┌────────

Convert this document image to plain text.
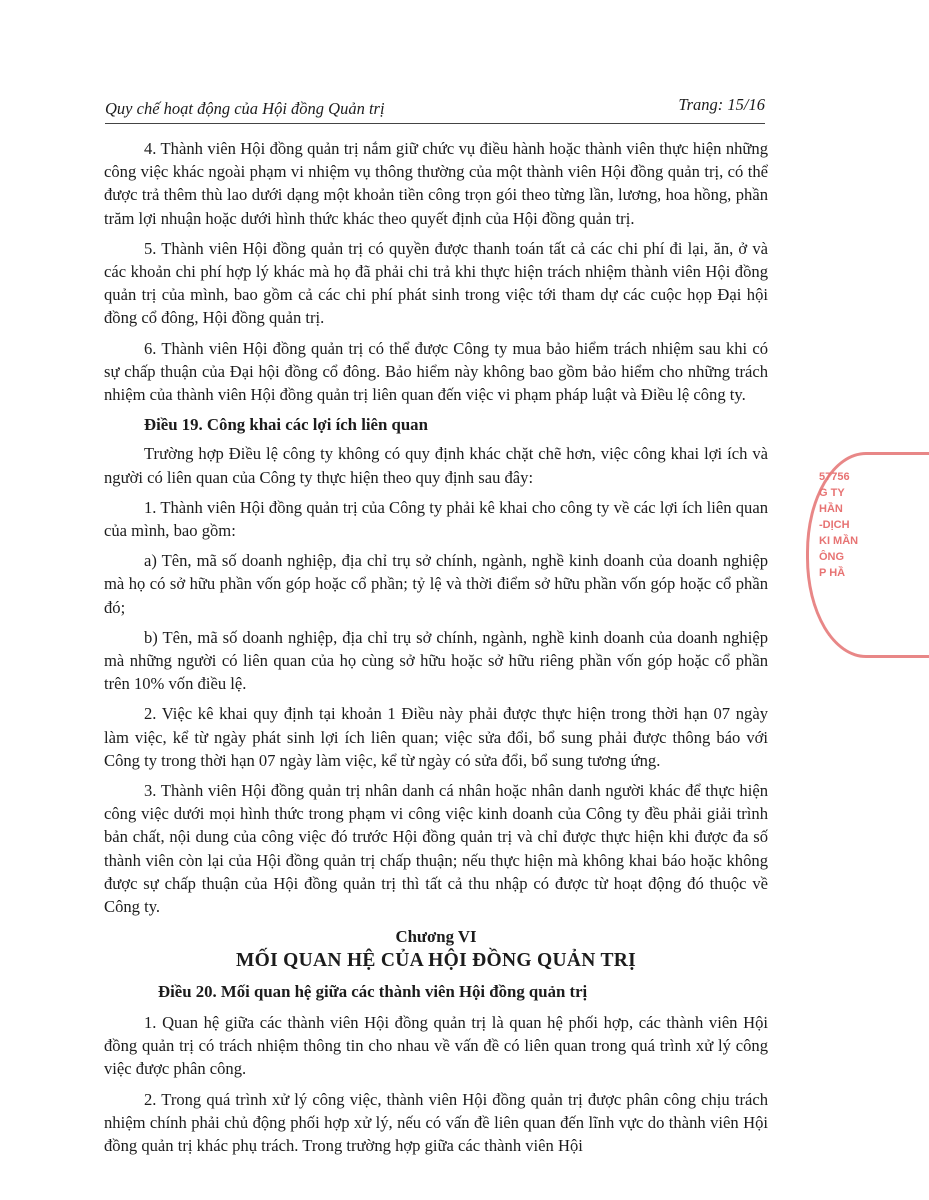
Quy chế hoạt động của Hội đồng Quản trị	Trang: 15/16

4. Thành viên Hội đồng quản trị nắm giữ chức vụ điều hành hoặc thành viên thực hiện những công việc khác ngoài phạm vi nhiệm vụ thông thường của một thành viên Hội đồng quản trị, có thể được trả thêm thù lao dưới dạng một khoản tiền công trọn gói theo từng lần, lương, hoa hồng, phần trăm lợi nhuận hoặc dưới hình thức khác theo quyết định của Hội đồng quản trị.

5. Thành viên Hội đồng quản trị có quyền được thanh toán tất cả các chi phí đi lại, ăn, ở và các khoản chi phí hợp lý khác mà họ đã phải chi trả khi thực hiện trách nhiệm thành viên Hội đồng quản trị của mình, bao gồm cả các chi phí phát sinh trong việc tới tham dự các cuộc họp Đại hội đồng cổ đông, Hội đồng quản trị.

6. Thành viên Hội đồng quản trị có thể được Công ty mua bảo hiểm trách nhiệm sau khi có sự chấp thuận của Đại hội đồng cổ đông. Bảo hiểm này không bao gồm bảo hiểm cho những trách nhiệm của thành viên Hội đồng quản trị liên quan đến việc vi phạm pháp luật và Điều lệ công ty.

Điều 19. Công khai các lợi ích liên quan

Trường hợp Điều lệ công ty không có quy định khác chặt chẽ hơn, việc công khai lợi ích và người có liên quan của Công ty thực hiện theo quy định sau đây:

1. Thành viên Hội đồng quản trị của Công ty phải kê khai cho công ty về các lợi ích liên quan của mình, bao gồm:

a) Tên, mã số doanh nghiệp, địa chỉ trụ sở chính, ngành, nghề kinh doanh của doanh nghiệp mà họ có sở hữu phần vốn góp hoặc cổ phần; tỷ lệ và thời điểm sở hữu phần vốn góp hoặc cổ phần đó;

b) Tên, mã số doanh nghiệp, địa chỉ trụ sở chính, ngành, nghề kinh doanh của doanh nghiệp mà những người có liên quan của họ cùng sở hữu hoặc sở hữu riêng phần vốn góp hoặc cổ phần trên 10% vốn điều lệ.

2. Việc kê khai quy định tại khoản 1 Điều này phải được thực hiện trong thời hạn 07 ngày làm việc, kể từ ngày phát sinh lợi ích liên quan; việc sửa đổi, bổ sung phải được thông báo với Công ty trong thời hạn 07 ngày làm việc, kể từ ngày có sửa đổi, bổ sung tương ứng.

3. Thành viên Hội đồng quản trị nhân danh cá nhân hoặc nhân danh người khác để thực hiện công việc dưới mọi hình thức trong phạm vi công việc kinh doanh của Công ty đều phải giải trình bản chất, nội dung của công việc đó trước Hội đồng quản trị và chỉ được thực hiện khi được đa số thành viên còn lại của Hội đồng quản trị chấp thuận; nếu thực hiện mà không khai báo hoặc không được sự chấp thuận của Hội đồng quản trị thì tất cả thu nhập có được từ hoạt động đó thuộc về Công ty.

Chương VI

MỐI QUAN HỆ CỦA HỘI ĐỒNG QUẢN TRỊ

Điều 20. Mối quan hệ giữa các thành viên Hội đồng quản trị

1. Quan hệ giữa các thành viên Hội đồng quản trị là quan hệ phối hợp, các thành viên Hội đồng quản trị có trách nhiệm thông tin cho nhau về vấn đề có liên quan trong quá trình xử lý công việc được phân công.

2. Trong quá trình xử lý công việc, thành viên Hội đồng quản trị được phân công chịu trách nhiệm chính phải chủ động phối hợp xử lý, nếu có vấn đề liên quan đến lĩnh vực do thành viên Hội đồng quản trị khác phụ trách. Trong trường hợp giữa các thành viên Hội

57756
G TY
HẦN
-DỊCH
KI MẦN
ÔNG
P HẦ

└────────
┌────────

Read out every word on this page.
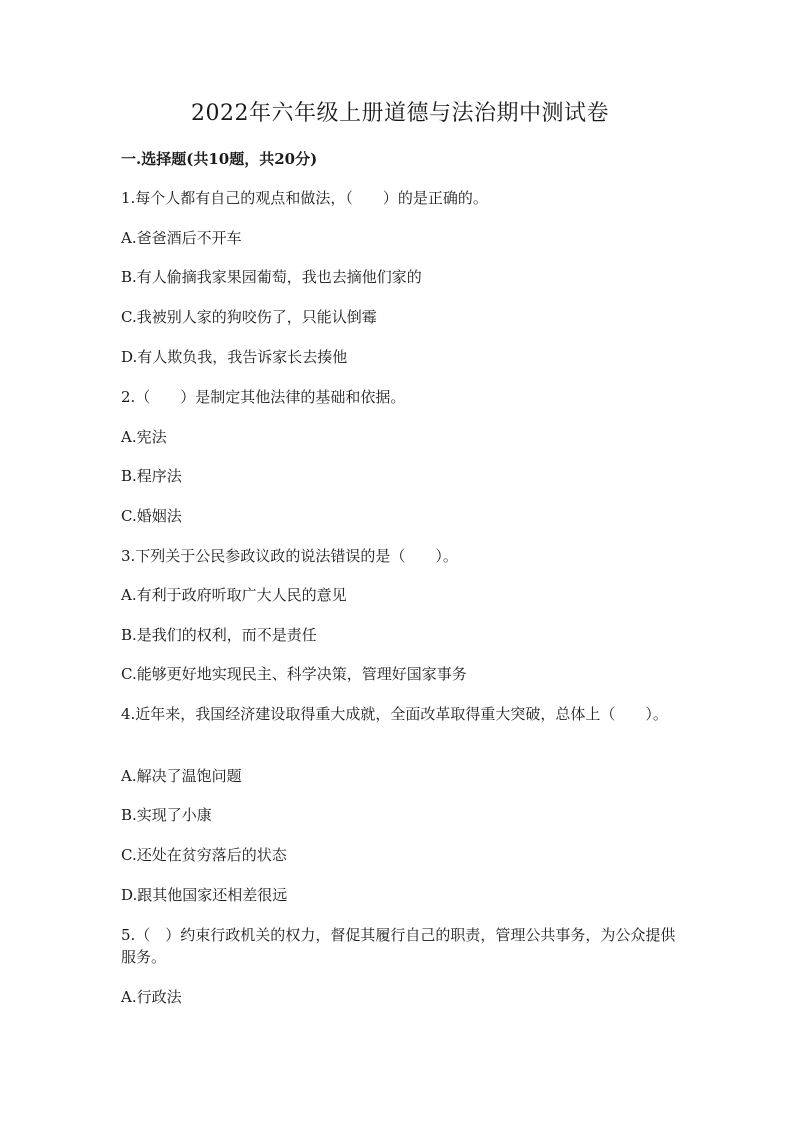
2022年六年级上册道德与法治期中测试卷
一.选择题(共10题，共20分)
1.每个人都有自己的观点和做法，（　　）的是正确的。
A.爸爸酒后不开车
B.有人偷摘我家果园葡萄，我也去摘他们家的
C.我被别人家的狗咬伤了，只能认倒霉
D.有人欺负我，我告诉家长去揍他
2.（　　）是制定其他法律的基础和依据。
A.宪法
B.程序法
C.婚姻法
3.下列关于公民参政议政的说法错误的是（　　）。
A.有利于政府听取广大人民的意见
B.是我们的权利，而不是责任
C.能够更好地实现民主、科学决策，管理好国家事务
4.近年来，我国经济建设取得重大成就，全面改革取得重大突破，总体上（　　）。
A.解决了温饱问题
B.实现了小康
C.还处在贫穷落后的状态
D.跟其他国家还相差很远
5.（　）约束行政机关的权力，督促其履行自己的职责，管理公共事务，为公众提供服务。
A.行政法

└────────

> **Request**
Show the lines that mention the word "this".

> **Complete answer**
Convert this document image to plain text.
Read out every word on this page.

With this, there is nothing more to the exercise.